* BEGIN *

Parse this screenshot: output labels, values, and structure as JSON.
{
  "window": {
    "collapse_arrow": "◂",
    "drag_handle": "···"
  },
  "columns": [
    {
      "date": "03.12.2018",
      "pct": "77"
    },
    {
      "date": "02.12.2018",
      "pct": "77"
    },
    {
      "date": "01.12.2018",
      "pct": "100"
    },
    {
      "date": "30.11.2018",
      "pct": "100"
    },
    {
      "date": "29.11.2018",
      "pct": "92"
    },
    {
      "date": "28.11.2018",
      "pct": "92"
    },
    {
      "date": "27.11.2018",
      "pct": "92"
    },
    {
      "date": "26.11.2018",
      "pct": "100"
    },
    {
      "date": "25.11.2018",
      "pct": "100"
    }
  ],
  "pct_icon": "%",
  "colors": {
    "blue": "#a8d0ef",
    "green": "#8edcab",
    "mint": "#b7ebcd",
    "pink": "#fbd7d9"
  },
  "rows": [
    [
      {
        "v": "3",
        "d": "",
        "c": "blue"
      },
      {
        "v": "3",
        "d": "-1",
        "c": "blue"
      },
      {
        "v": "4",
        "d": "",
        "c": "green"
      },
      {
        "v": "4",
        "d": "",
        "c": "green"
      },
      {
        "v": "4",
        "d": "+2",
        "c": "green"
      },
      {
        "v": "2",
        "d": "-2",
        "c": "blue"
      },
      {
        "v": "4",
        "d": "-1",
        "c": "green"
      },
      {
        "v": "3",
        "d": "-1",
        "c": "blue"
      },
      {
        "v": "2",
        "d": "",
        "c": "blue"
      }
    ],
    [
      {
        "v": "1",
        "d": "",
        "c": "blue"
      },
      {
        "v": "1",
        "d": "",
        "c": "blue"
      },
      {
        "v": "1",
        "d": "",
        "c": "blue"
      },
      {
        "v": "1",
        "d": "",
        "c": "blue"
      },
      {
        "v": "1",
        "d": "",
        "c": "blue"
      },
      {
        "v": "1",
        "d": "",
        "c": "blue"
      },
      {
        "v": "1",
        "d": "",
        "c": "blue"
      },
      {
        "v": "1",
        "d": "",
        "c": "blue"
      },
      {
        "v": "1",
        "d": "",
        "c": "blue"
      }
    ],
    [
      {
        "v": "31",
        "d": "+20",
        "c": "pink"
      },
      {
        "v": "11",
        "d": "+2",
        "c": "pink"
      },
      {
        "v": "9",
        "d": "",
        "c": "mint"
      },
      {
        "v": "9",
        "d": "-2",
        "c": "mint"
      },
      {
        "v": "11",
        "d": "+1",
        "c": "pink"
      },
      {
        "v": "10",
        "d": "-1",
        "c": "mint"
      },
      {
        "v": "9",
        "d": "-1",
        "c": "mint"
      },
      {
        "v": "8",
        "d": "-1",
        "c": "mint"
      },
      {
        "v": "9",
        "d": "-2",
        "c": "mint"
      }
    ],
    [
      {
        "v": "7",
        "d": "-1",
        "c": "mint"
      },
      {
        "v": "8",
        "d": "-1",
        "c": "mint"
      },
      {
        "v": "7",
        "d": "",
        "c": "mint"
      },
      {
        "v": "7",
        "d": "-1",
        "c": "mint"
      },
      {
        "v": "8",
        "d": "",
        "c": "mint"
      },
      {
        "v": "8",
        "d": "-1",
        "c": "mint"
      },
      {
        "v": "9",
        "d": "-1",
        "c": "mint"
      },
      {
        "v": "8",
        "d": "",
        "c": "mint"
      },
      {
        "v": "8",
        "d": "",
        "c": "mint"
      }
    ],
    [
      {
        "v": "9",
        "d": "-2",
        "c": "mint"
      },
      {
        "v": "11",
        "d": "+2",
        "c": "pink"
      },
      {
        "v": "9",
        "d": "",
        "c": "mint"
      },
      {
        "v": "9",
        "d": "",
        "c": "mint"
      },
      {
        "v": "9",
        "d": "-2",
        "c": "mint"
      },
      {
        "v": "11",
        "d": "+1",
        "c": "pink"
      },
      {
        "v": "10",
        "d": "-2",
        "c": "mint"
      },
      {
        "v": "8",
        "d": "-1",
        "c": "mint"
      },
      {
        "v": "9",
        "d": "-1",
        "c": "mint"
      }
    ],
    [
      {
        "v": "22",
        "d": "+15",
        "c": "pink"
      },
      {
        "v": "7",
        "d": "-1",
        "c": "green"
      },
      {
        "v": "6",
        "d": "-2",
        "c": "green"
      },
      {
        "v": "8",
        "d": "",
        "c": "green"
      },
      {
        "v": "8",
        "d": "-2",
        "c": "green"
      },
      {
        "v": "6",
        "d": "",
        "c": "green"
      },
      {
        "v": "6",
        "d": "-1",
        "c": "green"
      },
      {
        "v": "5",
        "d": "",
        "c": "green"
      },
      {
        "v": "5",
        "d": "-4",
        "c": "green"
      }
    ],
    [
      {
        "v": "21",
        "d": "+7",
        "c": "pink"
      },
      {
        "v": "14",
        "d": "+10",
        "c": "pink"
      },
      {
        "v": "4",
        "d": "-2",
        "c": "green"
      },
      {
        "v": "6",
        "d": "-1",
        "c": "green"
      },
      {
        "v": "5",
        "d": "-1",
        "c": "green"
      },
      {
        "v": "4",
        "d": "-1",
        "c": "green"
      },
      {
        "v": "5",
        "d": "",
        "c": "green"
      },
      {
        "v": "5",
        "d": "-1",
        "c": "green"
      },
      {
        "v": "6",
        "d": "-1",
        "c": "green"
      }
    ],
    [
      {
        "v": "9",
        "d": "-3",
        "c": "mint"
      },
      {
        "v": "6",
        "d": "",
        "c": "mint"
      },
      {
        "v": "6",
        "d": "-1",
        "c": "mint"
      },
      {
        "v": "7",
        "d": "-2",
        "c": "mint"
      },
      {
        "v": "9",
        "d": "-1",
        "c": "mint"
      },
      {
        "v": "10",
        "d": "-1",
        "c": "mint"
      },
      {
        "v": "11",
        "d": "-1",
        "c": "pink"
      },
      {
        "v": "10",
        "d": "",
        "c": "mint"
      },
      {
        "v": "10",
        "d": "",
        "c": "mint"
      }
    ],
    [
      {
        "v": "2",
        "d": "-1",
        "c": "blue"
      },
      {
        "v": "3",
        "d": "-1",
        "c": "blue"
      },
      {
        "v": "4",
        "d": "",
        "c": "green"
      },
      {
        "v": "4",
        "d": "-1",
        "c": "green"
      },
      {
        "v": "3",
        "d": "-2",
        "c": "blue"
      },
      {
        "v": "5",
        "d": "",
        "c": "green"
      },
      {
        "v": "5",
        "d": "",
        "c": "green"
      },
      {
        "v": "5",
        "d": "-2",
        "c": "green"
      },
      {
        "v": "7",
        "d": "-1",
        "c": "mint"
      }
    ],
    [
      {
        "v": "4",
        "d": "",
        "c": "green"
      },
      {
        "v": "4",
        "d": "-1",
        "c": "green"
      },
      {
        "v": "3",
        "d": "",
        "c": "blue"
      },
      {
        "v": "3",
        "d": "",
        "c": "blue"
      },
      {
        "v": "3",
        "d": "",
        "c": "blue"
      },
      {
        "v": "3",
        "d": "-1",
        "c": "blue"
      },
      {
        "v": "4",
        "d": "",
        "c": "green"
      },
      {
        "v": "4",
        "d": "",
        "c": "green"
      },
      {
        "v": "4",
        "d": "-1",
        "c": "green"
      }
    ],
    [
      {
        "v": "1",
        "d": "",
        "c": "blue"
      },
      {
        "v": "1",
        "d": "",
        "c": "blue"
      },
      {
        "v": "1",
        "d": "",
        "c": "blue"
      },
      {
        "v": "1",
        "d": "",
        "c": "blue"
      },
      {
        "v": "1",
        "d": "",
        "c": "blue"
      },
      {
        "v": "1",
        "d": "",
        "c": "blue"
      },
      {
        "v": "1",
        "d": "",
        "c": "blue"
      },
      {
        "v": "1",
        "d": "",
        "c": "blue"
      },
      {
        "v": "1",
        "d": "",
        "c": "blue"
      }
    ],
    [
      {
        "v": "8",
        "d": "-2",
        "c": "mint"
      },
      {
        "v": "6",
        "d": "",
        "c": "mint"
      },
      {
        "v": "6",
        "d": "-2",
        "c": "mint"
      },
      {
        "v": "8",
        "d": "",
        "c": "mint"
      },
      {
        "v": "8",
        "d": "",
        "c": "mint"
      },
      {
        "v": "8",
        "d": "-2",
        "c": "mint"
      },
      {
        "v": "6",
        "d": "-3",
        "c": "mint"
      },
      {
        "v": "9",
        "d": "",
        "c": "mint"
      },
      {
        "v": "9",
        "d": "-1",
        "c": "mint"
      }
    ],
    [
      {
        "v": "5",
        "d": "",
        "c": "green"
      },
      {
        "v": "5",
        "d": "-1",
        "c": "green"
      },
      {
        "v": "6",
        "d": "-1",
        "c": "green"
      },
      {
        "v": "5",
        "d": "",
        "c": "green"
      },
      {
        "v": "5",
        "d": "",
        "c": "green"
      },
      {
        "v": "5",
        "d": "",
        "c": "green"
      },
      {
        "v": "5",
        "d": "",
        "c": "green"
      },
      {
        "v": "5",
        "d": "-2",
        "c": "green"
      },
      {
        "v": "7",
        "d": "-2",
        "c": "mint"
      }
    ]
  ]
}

* END *

### The task
Count the lines above in which the word "date" appears, then state only that count.

### Answer in full
9